→ **GIVEN INSTRUCTION**
In the data, extract each line that holds the string "screenshot".

→ **RECORDS FOR THE TASK**
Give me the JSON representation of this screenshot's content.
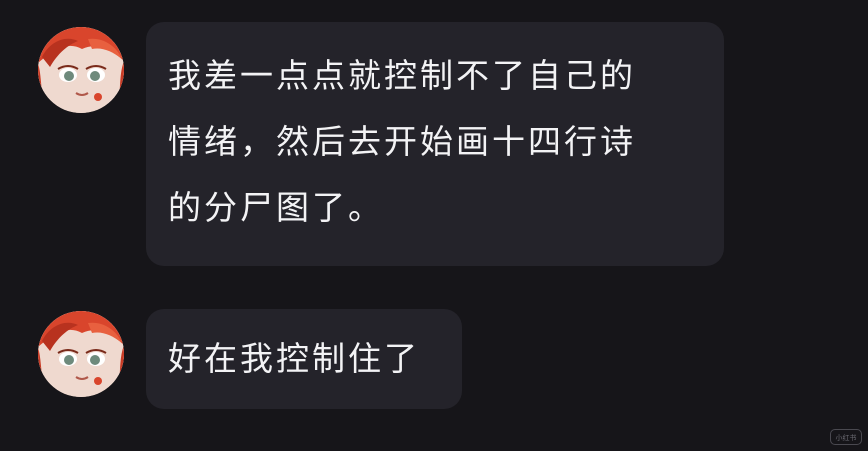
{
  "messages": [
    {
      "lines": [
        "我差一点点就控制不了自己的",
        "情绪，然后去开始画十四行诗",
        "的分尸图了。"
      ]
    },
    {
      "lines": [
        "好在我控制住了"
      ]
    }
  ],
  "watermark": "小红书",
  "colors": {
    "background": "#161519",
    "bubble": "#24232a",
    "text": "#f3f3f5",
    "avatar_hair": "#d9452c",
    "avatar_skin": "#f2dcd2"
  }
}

* * *

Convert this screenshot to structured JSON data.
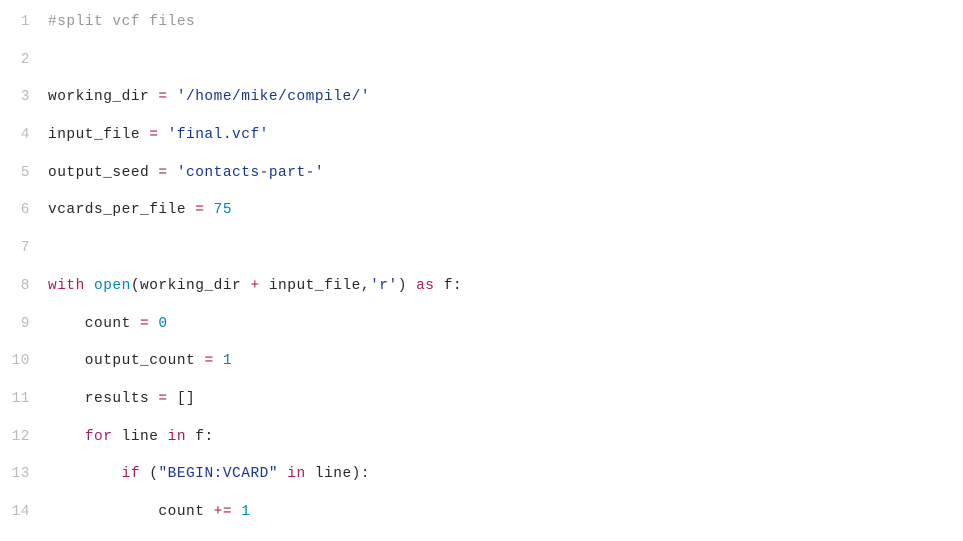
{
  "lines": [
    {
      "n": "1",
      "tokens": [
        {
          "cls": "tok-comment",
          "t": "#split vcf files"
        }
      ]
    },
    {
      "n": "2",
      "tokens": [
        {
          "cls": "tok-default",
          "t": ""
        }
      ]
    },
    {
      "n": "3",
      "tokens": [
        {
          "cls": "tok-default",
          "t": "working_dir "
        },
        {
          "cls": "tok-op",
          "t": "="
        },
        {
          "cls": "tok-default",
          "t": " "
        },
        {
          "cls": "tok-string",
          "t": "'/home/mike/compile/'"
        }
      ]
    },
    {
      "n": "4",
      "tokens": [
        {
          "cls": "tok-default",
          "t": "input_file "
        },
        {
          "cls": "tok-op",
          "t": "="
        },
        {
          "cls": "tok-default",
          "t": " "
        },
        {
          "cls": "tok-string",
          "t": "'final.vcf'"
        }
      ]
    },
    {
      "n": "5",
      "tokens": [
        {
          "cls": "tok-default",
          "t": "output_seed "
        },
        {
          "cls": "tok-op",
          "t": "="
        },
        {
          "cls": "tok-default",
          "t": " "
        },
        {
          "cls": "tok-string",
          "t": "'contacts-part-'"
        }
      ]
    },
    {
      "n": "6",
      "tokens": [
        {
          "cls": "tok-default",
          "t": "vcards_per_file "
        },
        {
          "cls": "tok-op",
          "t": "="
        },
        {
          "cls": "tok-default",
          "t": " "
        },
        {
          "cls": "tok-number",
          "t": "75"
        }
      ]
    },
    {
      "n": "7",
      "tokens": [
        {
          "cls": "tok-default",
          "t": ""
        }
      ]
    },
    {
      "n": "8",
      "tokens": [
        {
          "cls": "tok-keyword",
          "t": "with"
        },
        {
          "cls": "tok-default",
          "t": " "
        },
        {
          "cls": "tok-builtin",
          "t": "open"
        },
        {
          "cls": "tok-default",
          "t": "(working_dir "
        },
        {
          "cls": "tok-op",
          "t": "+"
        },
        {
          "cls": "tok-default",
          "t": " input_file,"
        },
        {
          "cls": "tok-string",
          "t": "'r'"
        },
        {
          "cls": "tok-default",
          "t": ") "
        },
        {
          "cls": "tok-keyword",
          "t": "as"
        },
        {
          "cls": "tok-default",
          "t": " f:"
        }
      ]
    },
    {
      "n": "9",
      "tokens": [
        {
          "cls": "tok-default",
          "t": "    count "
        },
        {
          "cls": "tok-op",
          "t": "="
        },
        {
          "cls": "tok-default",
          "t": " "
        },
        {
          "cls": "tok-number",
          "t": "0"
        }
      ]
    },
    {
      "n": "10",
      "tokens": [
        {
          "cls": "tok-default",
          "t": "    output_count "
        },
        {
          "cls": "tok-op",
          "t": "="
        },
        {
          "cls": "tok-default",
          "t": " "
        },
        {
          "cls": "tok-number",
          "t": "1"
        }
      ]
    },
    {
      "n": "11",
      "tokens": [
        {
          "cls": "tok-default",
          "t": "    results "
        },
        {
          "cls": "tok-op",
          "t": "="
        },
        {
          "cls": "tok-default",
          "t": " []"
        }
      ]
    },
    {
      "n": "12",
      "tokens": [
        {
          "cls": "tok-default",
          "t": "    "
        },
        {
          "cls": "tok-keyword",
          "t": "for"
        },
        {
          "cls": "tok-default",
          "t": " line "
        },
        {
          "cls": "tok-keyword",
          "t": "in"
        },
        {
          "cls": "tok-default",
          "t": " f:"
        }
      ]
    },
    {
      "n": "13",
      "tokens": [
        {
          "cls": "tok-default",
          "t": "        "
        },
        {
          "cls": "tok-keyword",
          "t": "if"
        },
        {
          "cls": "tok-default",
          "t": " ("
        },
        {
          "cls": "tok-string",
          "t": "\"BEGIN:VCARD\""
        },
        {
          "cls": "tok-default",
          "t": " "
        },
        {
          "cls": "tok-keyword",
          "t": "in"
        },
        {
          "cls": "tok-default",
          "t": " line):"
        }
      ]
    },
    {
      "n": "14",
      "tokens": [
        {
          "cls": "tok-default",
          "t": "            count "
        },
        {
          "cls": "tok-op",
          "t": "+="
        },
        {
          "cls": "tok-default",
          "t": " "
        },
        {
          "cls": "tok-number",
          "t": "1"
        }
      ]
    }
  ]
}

--

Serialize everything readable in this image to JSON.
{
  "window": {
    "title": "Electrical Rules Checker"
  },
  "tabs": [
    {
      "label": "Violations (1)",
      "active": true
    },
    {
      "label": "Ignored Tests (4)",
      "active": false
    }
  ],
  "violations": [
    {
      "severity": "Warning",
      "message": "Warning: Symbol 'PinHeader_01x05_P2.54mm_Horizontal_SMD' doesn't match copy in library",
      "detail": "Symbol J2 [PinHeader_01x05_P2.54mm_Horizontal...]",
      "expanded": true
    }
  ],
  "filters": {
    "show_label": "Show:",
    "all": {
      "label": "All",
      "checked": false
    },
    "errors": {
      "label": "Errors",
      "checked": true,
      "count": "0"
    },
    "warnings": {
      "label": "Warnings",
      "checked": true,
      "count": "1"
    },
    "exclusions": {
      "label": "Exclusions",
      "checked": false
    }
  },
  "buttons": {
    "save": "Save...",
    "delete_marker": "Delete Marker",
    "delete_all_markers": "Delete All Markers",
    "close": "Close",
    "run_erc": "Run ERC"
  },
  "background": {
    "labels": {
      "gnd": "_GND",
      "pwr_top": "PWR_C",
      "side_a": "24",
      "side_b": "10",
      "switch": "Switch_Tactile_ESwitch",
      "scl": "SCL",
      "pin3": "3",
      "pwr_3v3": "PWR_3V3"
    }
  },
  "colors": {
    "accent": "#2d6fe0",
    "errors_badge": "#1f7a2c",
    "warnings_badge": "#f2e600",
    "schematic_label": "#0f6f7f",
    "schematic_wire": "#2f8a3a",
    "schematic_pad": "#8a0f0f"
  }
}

→ **FULL OUTPUT**
Give me the JSON representation of this screenshot's content.
Convert this screenshot to structured JSON data.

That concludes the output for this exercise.